WORK TO COMPLETE
Go through the material below and count the lines with the string "Speed"; the number is the whole answer.

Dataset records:
━━━━━━
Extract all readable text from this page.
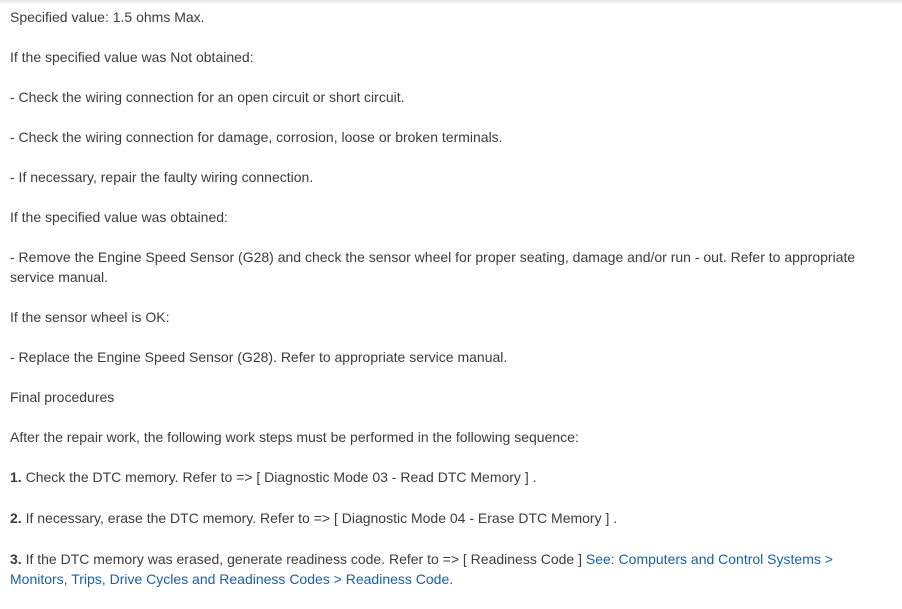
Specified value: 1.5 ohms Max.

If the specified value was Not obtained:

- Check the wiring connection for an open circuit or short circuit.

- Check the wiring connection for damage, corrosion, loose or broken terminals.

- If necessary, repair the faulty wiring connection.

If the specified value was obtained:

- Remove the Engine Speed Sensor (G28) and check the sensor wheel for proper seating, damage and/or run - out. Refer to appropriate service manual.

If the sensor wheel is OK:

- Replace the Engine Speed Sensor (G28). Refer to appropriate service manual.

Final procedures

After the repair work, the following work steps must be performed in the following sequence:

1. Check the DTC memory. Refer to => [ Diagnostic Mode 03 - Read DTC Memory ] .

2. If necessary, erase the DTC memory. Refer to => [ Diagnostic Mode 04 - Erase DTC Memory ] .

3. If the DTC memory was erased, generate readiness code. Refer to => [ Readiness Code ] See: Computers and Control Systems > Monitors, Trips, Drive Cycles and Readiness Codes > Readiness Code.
━━━━━━
WRITTEN RESPONSE
2